REQUIRED WORK:
Your answer should be only a number: how many lines include the word "中国现当代文学".

MATERIAL FOR THE TASK:
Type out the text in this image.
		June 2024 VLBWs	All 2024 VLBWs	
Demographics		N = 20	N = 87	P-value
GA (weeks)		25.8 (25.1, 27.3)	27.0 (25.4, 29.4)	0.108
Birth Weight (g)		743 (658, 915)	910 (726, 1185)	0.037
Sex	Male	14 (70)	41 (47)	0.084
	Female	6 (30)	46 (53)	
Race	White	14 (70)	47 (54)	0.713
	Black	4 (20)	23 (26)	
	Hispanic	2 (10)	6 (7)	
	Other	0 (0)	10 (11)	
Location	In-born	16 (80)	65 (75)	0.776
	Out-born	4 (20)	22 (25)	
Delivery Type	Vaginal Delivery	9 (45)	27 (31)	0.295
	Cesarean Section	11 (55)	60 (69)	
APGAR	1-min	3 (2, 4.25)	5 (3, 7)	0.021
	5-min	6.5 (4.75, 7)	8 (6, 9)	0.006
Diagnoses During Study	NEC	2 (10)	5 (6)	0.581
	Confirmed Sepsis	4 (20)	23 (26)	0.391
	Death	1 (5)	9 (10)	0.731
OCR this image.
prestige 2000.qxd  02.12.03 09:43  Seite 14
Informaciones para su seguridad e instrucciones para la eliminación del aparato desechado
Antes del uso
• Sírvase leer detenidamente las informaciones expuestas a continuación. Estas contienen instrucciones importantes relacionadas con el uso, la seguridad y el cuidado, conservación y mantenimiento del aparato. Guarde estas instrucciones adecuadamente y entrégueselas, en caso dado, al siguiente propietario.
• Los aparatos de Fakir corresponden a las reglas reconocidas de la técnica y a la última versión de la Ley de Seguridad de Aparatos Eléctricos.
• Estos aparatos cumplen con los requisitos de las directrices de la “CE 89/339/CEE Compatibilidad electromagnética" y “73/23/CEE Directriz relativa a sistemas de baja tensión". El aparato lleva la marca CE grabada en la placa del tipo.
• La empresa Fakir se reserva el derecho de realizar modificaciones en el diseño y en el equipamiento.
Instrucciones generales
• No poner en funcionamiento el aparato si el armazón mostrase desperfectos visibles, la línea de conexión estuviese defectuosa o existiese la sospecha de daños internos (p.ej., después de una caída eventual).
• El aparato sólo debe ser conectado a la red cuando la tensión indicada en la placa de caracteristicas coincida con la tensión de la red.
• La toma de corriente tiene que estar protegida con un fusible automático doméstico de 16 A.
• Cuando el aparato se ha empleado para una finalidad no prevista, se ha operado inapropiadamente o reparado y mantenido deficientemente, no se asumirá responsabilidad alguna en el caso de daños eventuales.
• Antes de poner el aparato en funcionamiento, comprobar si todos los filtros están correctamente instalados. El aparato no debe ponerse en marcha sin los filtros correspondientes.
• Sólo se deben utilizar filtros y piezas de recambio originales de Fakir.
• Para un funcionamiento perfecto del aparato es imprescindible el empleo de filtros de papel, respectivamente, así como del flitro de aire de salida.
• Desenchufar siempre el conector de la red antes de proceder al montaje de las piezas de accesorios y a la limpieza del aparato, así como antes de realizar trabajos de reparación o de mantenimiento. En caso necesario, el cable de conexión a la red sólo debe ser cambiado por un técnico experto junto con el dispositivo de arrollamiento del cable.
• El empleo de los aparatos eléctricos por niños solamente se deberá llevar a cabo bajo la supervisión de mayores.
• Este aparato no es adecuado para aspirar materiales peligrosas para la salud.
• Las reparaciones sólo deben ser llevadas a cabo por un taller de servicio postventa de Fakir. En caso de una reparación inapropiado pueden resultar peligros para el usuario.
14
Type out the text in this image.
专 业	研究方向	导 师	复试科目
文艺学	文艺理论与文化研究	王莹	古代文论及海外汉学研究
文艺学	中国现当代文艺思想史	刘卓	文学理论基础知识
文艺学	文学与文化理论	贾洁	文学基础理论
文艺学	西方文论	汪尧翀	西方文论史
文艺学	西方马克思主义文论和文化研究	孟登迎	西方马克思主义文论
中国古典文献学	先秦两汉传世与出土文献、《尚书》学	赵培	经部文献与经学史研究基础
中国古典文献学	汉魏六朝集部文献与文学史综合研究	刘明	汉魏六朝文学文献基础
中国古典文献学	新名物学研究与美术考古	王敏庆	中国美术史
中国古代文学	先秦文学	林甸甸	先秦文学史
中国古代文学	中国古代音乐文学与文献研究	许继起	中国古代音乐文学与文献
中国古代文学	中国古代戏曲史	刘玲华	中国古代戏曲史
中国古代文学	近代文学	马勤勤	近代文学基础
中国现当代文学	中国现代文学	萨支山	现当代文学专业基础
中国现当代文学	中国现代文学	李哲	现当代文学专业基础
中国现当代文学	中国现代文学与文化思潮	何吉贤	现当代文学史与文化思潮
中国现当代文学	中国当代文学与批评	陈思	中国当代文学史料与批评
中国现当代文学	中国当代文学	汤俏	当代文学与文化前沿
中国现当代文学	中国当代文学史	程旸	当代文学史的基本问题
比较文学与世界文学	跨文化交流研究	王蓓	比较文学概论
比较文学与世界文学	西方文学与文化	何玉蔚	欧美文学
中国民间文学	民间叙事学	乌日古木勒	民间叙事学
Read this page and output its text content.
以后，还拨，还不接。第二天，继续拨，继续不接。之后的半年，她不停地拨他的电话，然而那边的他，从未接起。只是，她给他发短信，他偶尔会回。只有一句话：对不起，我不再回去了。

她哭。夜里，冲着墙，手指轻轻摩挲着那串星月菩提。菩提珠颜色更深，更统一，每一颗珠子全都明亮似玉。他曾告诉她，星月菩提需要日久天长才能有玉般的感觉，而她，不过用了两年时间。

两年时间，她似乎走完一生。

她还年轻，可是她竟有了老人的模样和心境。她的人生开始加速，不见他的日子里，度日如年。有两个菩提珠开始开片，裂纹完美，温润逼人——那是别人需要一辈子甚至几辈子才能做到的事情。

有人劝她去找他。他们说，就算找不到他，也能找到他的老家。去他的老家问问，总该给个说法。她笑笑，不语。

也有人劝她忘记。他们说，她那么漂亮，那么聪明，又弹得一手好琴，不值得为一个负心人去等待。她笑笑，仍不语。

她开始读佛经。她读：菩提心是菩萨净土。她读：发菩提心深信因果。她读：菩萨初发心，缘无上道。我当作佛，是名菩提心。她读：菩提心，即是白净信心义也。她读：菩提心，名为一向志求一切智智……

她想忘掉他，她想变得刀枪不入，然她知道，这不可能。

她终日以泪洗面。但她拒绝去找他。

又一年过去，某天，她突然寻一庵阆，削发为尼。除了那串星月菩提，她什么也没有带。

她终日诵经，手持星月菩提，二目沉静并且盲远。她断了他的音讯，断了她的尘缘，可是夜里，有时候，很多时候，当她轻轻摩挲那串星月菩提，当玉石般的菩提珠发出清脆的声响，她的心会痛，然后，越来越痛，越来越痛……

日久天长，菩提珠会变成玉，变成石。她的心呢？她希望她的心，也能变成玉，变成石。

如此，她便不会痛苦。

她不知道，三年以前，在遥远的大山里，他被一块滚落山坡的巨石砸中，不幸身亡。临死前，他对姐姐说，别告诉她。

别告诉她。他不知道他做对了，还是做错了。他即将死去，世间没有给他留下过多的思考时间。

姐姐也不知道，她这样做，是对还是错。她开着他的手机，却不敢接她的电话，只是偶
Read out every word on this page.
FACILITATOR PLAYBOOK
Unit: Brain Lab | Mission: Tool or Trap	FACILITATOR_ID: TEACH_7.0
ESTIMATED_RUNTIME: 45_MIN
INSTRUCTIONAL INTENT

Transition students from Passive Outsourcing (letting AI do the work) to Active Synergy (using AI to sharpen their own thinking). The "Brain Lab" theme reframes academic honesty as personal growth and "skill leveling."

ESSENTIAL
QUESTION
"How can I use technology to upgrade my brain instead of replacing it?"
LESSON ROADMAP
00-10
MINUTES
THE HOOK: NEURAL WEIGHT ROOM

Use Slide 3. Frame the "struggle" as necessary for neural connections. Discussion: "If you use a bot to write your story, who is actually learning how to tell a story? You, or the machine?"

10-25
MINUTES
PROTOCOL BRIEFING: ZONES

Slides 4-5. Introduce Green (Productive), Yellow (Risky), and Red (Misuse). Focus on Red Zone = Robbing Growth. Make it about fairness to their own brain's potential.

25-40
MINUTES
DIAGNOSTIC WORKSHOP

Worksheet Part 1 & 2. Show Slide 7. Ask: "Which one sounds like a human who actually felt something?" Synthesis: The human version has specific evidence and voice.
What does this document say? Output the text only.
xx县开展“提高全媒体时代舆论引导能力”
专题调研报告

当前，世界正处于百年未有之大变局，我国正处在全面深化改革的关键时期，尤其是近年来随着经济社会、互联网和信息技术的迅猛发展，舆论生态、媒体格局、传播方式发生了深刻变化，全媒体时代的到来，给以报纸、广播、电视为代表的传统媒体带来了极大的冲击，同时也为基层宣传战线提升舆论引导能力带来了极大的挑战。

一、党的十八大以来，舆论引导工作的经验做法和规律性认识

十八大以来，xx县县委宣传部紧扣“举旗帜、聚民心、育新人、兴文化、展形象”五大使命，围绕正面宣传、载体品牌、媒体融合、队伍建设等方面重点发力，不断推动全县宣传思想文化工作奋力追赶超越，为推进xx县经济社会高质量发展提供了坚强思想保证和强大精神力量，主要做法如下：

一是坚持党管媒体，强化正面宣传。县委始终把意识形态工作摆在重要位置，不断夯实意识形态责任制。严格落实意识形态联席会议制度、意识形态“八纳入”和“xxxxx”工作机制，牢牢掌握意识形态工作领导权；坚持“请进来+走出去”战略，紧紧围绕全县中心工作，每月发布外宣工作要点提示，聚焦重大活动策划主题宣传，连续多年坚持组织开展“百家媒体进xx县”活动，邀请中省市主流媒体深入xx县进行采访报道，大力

TASK SOLUTION:
6